= OBJECTIVE =
Return each entry exactly, omitting nothing.
<<<<
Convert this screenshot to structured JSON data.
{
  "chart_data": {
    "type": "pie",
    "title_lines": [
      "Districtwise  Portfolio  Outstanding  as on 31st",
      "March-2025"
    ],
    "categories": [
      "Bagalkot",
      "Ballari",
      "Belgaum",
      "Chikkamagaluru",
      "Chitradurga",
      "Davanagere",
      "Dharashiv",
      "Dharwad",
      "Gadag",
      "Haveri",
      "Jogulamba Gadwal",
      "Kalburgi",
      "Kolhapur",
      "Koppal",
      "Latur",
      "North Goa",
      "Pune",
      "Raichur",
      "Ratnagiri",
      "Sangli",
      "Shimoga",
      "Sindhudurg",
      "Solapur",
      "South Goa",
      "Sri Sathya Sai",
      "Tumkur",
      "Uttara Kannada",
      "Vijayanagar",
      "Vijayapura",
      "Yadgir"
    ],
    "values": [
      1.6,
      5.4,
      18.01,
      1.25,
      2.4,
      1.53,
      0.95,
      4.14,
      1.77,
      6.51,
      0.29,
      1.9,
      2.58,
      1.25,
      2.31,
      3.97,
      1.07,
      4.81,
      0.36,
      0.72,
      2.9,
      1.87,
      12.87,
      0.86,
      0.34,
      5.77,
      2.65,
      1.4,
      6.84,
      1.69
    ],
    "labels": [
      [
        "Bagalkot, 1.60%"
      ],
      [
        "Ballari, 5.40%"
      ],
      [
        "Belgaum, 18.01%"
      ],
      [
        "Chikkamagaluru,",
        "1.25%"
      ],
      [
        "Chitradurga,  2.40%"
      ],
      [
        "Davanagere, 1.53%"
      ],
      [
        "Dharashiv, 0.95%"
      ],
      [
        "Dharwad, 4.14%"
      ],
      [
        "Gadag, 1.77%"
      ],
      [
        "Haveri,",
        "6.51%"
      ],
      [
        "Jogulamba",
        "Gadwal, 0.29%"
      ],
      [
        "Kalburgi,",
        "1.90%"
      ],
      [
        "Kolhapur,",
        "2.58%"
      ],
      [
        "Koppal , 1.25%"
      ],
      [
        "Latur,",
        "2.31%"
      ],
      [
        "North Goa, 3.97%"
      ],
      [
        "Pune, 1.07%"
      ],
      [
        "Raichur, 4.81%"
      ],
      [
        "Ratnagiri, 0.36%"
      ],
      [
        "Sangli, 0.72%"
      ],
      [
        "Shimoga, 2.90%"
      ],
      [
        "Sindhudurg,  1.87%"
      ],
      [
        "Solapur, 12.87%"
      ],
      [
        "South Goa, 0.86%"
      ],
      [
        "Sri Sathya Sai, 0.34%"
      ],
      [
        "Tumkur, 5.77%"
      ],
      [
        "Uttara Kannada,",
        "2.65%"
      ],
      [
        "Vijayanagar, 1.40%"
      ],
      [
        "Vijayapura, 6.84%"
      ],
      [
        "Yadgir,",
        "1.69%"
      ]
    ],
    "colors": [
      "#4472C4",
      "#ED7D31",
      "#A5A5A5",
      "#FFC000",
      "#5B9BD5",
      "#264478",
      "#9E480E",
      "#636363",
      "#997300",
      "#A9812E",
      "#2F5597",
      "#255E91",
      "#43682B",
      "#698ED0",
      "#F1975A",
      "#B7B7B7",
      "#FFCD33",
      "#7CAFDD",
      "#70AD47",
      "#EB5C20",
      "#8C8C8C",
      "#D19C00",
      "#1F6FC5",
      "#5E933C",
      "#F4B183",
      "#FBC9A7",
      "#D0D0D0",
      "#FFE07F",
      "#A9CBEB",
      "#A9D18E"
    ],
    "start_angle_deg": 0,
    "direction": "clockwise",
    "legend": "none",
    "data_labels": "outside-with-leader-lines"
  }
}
>>>>
= OUTPUT FOR THIS TASK =
Convert this screenshot to structured JSON data.
{
  "chart_data": {
    "type": "pie",
    "title_lines": [
      "Districtwise  Portfolio  Outstanding  as on 31st",
      "March-2025"
    ],
    "categories": [
      "Bagalkot",
      "Ballari",
      "Belgaum",
      "Chikkamagaluru",
      "Chitradurga",
      "Davanagere",
      "Dharashiv",
      "Dharwad",
      "Gadag",
      "Haveri",
      "Jogulamba Gadwal",
      "Kalburgi",
      "Kolhapur",
      "Koppal",
      "Latur",
      "North Goa",
      "Pune",
      "Raichur",
      "Ratnagiri",
      "Sangli",
      "Shimoga",
      "Sindhudurg",
      "Solapur",
      "South Goa",
      "Sri Sathya Sai",
      "Tumkur",
      "Uttara Kannada",
      "Vijayanagar",
      "Vijayapura",
      "Yadgir"
    ],
    "values": [
      1.6,
      5.4,
      18.01,
      1.25,
      2.4,
      1.53,
      0.95,
      4.14,
      1.77,
      6.51,
      0.29,
      1.9,
      2.58,
      1.25,
      2.31,
      3.97,
      1.07,
      4.81,
      0.36,
      0.72,
      2.9,
      1.87,
      12.87,
      0.86,
      0.34,
      5.77,
      2.65,
      1.4,
      6.84,
      1.69
    ],
    "labels": [
      [
        "Bagalkot, 1.60%"
      ],
      [
        "Ballari, 5.40%"
      ],
      [
        "Belgaum, 18.01%"
      ],
      [
        "Chikkamagaluru,",
        "1.25%"
      ],
      [
        "Chitradurga,  2.40%"
      ],
      [
        "Davanagere, 1.53%"
      ],
      [
        "Dharashiv, 0.95%"
      ],
      [
        "Dharwad, 4.14%"
      ],
      [
        "Gadag, 1.77%"
      ],
      [
        "Haveri,",
        "6.51%"
      ],
      [
        "Jogulamba",
        "Gadwal, 0.29%"
      ],
      [
        "Kalburgi,",
        "1.90%"
      ],
      [
        "Kolhapur,",
        "2.58%"
      ],
      [
        "Koppal , 1.25%"
      ],
      [
        "Latur,",
        "2.31%"
      ],
      [
        "North Goa, 3.97%"
      ],
      [
        "Pune, 1.07%"
      ],
      [
        "Raichur, 4.81%"
      ],
      [
        "Ratnagiri, 0.36%"
      ],
      [
        "Sangli, 0.72%"
      ],
      [
        "Shimoga, 2.90%"
      ],
      [
        "Sindhudurg,  1.87%"
      ],
      [
        "Solapur, 12.87%"
      ],
      [
        "South Goa, 0.86%"
      ],
      [
        "Sri Sathya Sai, 0.34%"
      ],
      [
        "Tumkur, 5.77%"
      ],
      [
        "Uttara Kannada,",
        "2.65%"
      ],
      [
        "Vijayanagar, 1.40%"
      ],
      [
        "Vijayapura, 6.84%"
      ],
      [
        "Yadgir,",
        "1.69%"
      ]
    ],
    "colors": [
      "#4472C4",
      "#ED7D31",
      "#A5A5A5",
      "#FFC000",
      "#5B9BD5",
      "#264478",
      "#9E480E",
      "#636363",
      "#997300",
      "#A9812E",
      "#2F5597",
      "#255E91",
      "#43682B",
      "#698ED0",
      "#F1975A",
      "#B7B7B7",
      "#FFCD33",
      "#7CAFDD",
      "#70AD47",
      "#EB5C20",
      "#8C8C8C",
      "#D19C00",
      "#1F6FC5",
      "#5E933C",
      "#F4B183",
      "#FBC9A7",
      "#D0D0D0",
      "#FFE07F",
      "#A9CBEB",
      "#A9D18E"
    ],
    "start_angle_deg": 0,
    "direction": "clockwise",
    "legend": "none",
    "data_labels": "outside-with-leader-lines"
  }
}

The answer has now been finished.